[EXCERPT PROVIDED — start]

Just short of a year on from the decision to take on a Sr. Director of Operations role things are still humming along.  I write this hoping others see it and know that they are not alone when it feels like it is all coming unglued and years of work is slipping away.  For me, it took a year of soul-searching and unexpected downtime followed by doubling down.  Just remember to keep moving forward.

IT IS NEW SERVER TIME!

I want to apologize to all of you who may have been trying to use the site.  Earlier this year I moved off of a shared hosting platform that had served me well for years.  However in the year prior to the move things had just bogged down no matter how I tried to optimize the site.  So I jumped over to DigitalOcean.  I love these guys and if you have not tried them yet you should!  They have all sorts of dedicated hosting options starting at $5 a month including one click applications setups and just raw servers.  Anyway I had initially opted for the bare bones server mode and I did the entire LAMP and WordPress setup on my own.  Ever since then I have had odd issues with poor MySQL performance and more recently (past few months) the database just quits responding to the application.  So I decided to do yet another transition to one of the Digital Ocean WordPress installs.  So here you find yourself on the new server with a clean install of all the goodies and hopefully I can start focusing on content not troubleshooting for awhile.

Pardon Our Mess: StaticNAT.COM

If you have been following me for any amount of time you will know that StaticNAT.com has gone through a few changes.  This is no different.  Sorry for any hassles this causes.  The reality is that I moved to a dedicated host for this site I think about a year ago.  Things have not been right since them.  My RSS for the #WhoIS series has been borked, and all the iTunes listings have vanished. Randomly some posts have the wrong permalinks and that was an issue I fought for months to get somewhat working.

[EXCERPT PROVIDED — finish]
[STUDY MATERIAL — start]

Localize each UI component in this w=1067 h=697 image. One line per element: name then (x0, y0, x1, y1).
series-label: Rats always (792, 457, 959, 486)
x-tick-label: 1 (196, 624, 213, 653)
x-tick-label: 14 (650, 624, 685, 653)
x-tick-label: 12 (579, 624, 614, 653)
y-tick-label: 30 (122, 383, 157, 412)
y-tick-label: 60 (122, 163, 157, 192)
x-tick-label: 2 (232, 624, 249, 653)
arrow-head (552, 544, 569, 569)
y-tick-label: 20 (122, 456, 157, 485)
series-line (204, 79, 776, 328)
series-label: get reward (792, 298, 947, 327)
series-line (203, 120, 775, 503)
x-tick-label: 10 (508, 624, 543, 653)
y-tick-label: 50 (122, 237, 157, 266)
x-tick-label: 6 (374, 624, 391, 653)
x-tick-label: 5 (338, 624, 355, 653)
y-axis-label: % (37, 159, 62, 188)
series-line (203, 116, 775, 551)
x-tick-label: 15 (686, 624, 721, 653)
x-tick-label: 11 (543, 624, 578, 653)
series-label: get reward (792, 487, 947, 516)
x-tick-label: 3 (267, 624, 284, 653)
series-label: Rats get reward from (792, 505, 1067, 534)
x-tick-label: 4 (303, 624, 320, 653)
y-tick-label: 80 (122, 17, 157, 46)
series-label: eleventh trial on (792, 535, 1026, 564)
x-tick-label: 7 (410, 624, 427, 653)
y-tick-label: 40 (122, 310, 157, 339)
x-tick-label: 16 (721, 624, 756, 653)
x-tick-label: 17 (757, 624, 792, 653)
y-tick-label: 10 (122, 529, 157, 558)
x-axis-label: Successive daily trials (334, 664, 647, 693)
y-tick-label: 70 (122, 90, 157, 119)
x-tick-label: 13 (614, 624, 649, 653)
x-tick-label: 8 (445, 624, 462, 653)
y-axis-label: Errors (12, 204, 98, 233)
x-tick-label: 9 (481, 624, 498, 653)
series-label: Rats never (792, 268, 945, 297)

[STUDY MATERIAL — finish]

### TASKS FOR THIS EXERCISE
[1] According to the blog post about the new server, which hosting provider did the writer move to after leaving shared hosting?
[2] Please copy the blog post about the new server word for word, from "If you have been" up to and including "get somewhat working.".
You won't need the material for this work.

### ANSWERS FOR EACH ITEM
[1] DigitalOcean.

[2]
If you have been following me for any amount of time you will know that StaticNAT.com has gone through a few changes.  This is no different.  Sorry for any hassles this causes.  The reality is that I moved to a dedicated host for this site I think about a year ago.  Things have not been right since them.  My RSS for the #WhoIS series has been borked, and all the iTunes listings have vanished. Randomly some posts have the wrong permalinks and that was an issue I fought for months to get somewhat working.